start

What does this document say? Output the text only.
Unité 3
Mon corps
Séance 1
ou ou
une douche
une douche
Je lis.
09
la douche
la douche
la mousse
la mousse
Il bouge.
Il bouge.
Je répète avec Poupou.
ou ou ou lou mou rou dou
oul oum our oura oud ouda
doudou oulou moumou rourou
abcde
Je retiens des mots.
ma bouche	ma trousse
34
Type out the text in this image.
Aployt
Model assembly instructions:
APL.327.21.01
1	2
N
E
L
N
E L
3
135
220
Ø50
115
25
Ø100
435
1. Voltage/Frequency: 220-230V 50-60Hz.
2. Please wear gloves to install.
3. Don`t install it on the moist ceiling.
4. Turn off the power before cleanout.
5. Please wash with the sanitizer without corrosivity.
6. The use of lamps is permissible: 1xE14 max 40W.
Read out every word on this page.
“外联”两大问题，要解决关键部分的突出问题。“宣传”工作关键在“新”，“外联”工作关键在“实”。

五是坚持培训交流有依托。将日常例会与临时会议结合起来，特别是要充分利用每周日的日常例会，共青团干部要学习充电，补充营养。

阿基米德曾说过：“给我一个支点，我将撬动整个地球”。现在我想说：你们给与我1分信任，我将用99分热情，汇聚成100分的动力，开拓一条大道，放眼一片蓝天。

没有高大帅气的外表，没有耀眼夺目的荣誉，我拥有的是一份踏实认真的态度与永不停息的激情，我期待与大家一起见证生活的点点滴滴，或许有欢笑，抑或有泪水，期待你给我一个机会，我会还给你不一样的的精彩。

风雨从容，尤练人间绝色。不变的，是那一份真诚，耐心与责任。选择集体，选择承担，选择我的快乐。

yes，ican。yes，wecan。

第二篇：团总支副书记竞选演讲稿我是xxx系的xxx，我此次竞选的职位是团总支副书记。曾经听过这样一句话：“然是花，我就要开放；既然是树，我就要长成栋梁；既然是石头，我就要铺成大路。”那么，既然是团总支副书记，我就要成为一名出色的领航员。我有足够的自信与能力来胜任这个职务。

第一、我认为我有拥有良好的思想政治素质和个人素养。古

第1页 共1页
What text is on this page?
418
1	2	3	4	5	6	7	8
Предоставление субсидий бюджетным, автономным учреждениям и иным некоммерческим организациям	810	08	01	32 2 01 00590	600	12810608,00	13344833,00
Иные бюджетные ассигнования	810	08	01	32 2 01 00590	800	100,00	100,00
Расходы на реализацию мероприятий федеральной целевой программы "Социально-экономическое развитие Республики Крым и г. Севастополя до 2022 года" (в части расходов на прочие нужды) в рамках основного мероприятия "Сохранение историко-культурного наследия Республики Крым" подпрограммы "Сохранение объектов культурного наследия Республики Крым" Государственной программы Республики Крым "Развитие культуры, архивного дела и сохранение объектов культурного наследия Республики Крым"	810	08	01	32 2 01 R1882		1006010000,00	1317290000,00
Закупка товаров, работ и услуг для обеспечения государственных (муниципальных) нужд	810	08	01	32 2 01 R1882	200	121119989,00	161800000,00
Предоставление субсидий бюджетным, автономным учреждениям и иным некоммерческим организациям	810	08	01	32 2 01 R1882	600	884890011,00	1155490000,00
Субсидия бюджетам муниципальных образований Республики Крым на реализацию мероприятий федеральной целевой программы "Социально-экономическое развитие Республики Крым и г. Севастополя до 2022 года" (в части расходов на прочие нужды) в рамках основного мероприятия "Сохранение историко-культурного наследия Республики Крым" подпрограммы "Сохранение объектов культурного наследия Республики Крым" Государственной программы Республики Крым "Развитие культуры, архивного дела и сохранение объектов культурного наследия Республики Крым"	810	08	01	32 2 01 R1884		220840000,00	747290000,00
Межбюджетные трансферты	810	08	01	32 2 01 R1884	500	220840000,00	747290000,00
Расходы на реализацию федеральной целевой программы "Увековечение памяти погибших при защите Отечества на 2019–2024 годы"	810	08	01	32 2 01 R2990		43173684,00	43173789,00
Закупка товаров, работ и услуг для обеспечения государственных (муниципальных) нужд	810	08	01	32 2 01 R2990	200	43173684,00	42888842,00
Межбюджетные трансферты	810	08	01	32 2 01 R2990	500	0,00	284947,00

end

▶ **WORK REQUIRED**:
Pull out every line holding "What" from the records above, and copy it.

▶ **EXPECTED ANSWER**:
What does this document say? Output the text only.
What text is on this page?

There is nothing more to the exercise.